# [Stated goal]
Select all lines holding the word "this" from the entries that follow.

┌─ Material provided

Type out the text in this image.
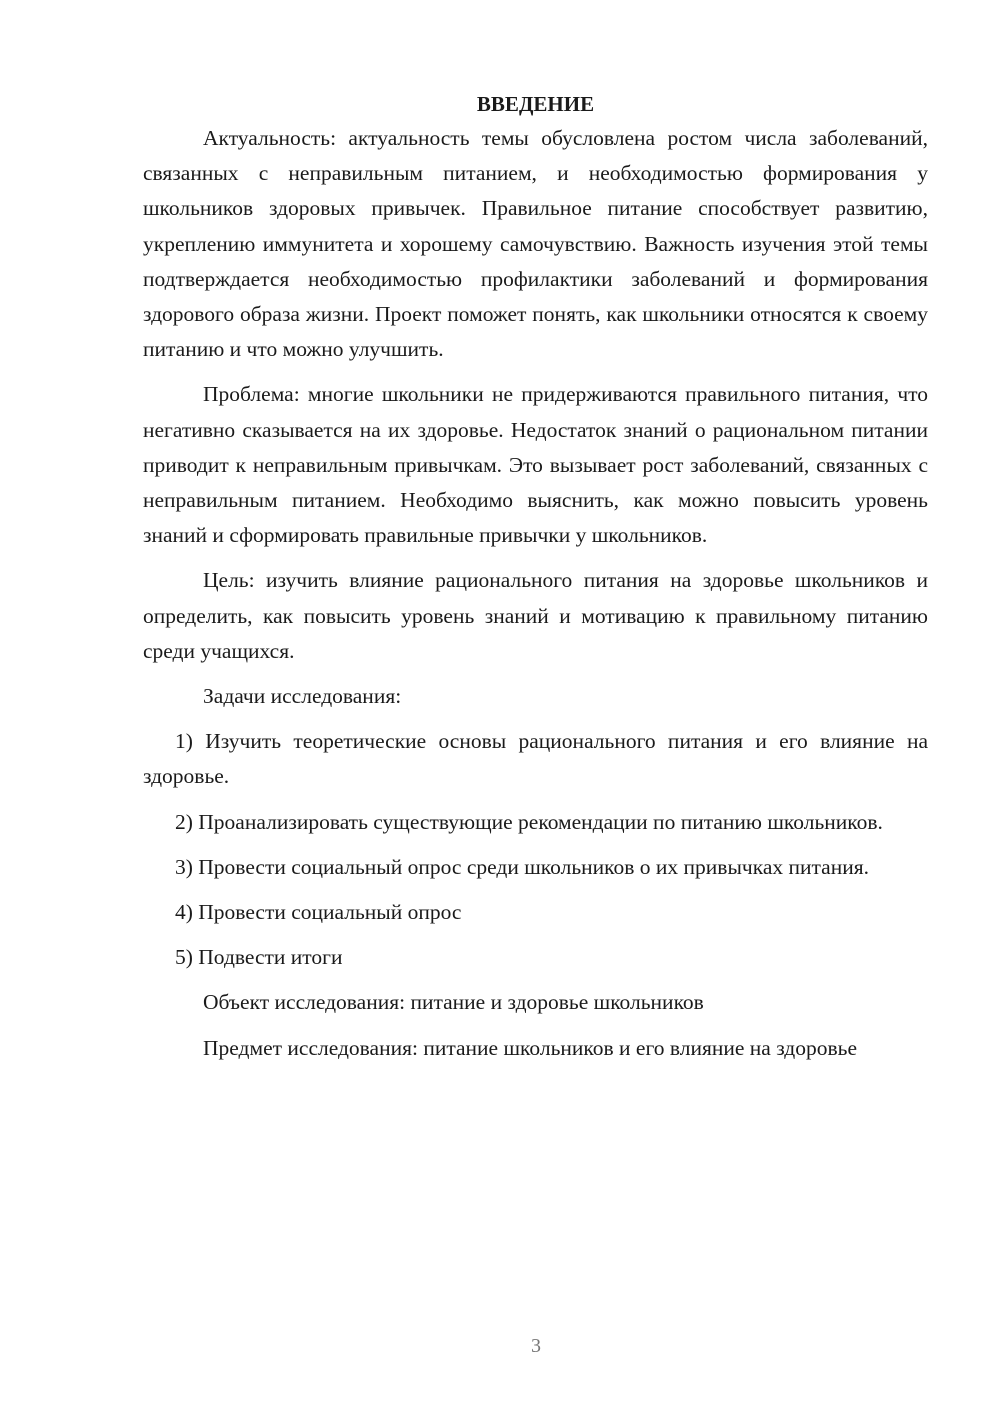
ВВЕДЕНИЕ

Актуальность: актуальность темы обусловлена ростом числа заболеваний, связанных с неправильным питанием, и необходимостью формирования у школьников здоровых привычек. Правильное питание способствует развитию, укреплению иммунитета и хорошему самочувствию. Важность изучения этой темы подтверждается необходимостью профилактики заболеваний и формирования здорового образа жизни. Проект поможет понять, как школьники относятся к своему питанию и что можно улучшить.

Проблема: многие школьники не придерживаются правильного питания, что негативно сказывается на их здоровье. Недостаток знаний о рациональном питании приводит к неправильным привычкам. Это вызывает рост заболеваний, связанных с неправильным питанием. Необходимо выяснить, как можно повысить уровень знаний и сформировать правильные привычки у школьников.

Цель: изучить влияние рационального питания на здоровье школьников и определить, как повысить уровень знаний и мотивацию к правильному питанию среди учащихся.

Задачи исследования:

1) Изучить теоретические основы рационального питания и его влияние на здоровье.

2) Проанализировать существующие рекомендации по питанию школьников.

3) Провести социальный опрос среди школьников о их привычках питания.

4) Провести социальный опрос

5) Подвести итоги

Объект исследования: питание и здоровье школьников

Предмет исследования: питание школьников и его влияние на здоровье

3
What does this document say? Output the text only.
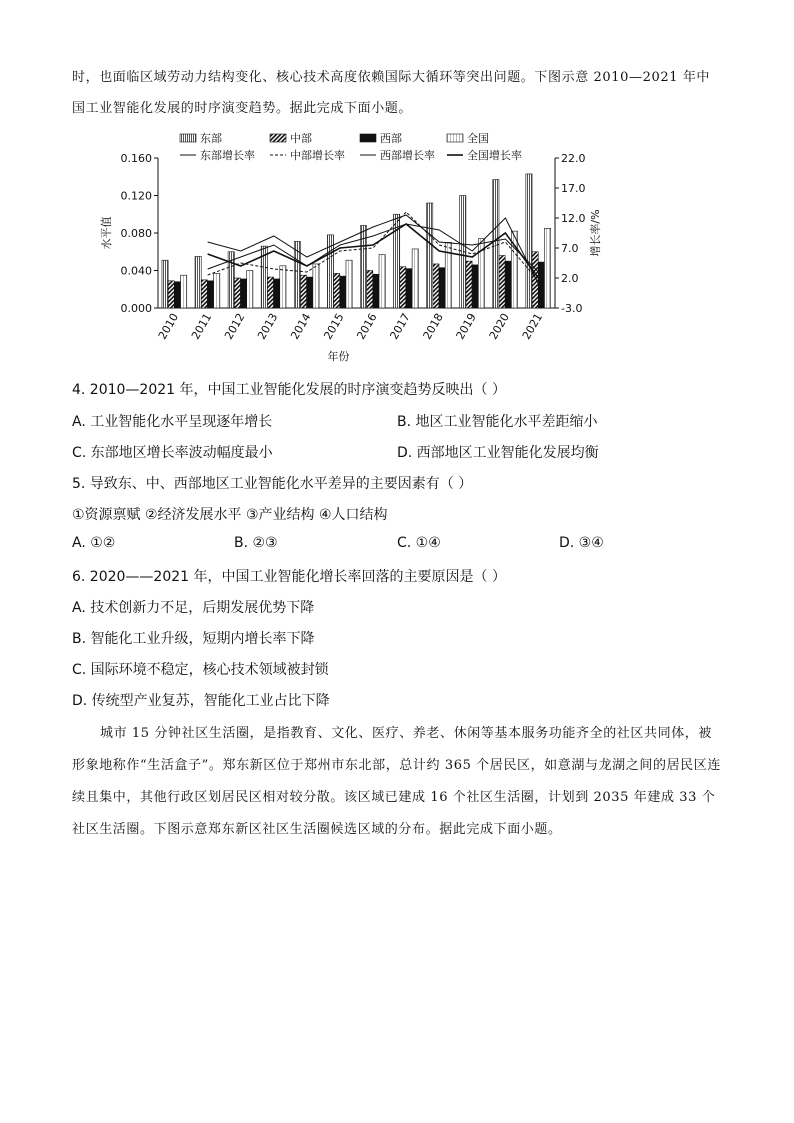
时，也面临区域劳动力结构变化、核心技术高度依赖国际大循环等突出问题。下图示意 2010—2021 年中
国工业智能化发展的时序演变趋势。据此完成下面小题。
0.000
0.040
0.080
0.120
0.160
-3.0
2.0
7.0
12.0
17.0
22.0
水平值	增长率/%
2010 2011 2012 2013 2014 2015 2016 2017 2018 2019 2020 2021
年份
东部	中部	西部	全国
东部增长率	中部增长率	西部增长率	全国增长率
4. 2010—2021 年，中国工业智能化发展的时序演变趋势反映出（ ）
A. 工业智能化水平呈现逐年增长	B. 地区工业智能化水平差距缩小
C. 东部地区增长率波动幅度最小	D. 西部地区工业智能化发展均衡
5. 导致东、中、西部地区工业智能化水平差异的主要因素有（ ）
①资源禀赋 ②经济发展水平 ③产业结构 ④人口结构
A. ①②	B. ②③	C. ①④	D. ③④
6. 2020——2021 年，中国工业智能化增长率回落的主要原因是（ ）
A. 技术创新力不足，后期发展优势下降
B. 智能化工业升级，短期内增长率下降
C. 国际环境不稳定，核心技术领域被封锁
D. 传统型产业复苏，智能化工业占比下降
城市 15 分钟社区生活圈，是指教育、文化、医疗、养老、休闲等基本服务功能齐全的社区共同体，被形象地称作“生活盒子”。郑东新区位于郑州市东北部，总计约 365 个居民区，如意湖与龙湖之间的居民区连续且集中，其他行政区划居民区相对较分散。该区域已建成 16 个社区生活圈，计划到 2035 年建成 33 个社区生活圈。下图示意郑东新区社区生活圈候选区域的分布。据此完成下面小题。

└─

# [Result below]
Type out the text in this image.
What does this document say? Output the text only.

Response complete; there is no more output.